= Written problem =
Answer with one number: the count of lines in the listing below that hold the word "name".

= Records supplied =
:::

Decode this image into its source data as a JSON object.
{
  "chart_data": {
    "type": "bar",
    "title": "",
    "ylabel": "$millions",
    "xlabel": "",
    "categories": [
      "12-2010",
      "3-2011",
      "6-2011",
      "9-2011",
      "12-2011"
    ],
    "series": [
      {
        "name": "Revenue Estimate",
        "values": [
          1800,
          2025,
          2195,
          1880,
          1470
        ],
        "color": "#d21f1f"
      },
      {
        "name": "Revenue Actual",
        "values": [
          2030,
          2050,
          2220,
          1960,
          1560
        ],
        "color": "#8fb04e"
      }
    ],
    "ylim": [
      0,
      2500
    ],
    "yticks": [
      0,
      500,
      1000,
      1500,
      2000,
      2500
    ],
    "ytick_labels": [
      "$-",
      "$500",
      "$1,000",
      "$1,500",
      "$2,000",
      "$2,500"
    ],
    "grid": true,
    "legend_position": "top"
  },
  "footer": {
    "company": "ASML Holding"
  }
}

:::

= Response to the exercise =
2